Show each line of the data below that has the string "Journal" in it.

** BEGIN **

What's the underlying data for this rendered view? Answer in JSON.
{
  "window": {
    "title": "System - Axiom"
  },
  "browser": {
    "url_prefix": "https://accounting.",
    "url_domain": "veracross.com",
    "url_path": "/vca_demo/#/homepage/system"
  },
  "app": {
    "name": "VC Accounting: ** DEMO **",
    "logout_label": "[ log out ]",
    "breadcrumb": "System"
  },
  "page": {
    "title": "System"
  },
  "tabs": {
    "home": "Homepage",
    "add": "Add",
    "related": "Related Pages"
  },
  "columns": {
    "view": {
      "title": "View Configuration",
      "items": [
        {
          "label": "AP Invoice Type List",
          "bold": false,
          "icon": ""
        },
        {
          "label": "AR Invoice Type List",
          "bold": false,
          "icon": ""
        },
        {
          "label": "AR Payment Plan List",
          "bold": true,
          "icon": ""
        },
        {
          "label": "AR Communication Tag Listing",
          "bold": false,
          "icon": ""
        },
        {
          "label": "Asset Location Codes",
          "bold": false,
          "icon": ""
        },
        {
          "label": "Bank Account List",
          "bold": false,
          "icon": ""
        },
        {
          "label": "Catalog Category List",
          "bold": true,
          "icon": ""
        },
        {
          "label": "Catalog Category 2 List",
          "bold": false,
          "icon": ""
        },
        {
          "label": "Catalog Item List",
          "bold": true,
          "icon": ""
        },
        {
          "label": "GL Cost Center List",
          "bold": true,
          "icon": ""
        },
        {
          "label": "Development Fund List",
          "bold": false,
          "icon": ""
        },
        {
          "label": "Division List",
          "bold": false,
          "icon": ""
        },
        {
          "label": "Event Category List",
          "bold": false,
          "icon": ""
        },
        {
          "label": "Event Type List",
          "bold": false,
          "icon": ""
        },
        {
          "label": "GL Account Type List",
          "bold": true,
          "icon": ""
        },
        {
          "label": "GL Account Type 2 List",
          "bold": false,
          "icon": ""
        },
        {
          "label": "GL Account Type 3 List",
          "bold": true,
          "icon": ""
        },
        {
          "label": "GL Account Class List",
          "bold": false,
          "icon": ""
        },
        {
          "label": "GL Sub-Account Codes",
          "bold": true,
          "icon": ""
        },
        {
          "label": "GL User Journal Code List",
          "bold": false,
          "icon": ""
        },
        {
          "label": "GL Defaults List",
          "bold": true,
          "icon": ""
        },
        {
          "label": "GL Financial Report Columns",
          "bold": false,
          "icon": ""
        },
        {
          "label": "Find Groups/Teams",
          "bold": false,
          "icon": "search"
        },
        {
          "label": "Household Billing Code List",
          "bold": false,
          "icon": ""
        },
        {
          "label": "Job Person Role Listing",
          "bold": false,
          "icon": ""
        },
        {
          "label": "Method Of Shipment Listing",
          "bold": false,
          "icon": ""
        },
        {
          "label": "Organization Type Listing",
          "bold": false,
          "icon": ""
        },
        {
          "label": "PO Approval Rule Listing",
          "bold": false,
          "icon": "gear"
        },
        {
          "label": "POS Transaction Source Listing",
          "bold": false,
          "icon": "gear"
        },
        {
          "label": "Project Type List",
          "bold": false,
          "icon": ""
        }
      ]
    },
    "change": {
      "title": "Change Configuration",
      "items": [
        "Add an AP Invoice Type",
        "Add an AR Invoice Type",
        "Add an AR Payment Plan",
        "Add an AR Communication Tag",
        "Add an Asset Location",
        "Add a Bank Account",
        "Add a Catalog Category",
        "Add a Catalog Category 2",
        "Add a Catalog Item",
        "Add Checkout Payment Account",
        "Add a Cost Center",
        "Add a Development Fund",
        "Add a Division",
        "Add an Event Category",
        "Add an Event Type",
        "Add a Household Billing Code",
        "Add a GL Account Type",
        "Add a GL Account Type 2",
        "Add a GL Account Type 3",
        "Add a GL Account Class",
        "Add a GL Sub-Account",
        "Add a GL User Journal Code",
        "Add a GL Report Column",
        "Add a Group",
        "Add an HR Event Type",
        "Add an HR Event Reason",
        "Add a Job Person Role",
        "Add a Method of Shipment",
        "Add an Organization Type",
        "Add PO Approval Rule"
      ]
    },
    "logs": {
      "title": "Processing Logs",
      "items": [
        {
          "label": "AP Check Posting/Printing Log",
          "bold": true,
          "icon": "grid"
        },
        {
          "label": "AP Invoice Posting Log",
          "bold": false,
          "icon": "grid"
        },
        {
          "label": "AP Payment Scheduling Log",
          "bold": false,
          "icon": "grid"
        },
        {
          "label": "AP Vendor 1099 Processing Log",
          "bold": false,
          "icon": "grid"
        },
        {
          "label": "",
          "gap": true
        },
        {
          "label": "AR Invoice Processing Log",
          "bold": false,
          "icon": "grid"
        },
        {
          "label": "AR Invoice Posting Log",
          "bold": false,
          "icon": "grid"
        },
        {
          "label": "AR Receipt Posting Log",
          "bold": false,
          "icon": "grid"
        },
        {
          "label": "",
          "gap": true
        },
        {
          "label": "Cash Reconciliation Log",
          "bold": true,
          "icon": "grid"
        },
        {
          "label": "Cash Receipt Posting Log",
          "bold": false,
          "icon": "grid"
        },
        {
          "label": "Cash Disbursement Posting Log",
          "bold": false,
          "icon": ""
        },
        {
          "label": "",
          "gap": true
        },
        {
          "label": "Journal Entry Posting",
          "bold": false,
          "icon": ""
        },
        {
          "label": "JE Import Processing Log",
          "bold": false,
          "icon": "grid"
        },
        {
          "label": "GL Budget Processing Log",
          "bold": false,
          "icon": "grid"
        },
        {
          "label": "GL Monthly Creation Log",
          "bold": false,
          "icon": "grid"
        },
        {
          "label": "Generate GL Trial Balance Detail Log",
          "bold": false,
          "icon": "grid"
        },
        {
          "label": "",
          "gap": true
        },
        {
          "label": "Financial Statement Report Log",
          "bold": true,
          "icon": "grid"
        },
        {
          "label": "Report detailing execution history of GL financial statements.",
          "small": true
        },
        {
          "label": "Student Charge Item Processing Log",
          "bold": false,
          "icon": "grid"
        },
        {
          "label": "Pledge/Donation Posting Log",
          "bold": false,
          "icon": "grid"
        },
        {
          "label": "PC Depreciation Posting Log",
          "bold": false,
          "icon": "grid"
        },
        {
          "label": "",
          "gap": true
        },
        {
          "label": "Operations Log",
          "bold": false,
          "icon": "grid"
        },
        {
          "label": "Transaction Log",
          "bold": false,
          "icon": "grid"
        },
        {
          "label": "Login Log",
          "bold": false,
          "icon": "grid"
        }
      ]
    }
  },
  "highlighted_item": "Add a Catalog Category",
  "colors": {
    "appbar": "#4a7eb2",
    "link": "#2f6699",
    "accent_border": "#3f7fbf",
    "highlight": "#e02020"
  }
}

** END **
** BEGIN **

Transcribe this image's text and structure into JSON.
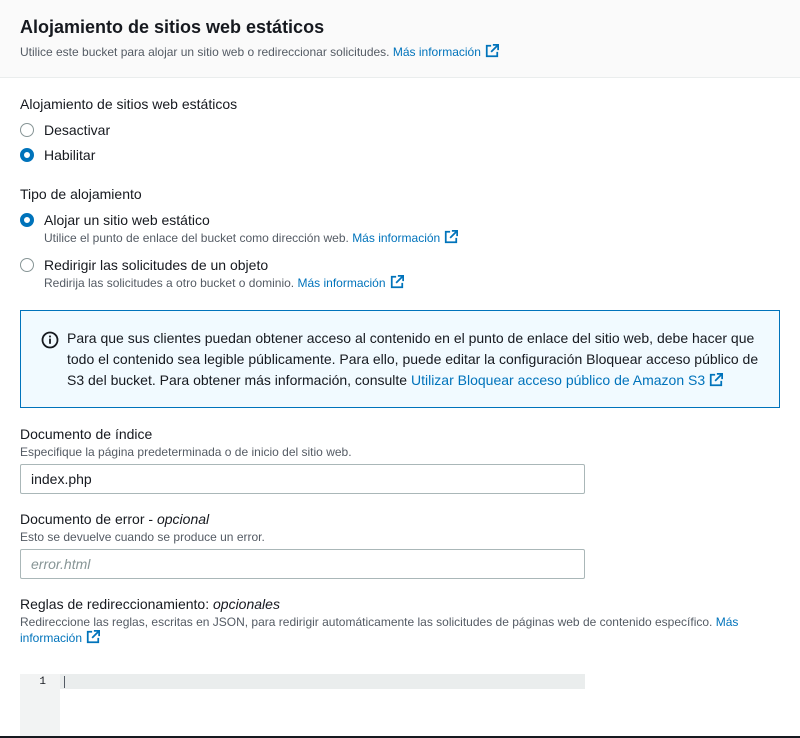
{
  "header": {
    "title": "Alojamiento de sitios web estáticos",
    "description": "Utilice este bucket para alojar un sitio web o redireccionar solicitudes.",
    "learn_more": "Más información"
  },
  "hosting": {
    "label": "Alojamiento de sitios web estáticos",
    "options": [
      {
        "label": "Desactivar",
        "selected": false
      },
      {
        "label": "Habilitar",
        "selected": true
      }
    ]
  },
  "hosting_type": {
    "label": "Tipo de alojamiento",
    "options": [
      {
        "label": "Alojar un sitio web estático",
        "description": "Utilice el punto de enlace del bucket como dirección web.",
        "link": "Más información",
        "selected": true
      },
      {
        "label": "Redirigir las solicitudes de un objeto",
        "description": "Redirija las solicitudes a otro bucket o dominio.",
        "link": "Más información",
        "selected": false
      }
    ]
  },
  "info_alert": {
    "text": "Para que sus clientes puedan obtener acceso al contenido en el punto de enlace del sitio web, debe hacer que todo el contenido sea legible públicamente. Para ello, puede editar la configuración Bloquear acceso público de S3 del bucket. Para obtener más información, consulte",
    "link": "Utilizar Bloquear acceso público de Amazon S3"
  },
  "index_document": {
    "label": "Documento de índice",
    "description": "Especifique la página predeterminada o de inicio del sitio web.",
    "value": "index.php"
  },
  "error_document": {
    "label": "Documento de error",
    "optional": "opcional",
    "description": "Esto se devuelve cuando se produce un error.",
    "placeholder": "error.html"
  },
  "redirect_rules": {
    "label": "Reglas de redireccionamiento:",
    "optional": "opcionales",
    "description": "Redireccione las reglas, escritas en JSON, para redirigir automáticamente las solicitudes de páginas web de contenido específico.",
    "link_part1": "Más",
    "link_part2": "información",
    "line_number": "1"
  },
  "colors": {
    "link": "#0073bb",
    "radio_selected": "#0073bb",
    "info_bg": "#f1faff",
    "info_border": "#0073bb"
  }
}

** END **

● **Exercise answer**:
          "label": "GL User Journal Code List",
        "Add a GL User Journal Code",
          "label": "Journal Entry Posting",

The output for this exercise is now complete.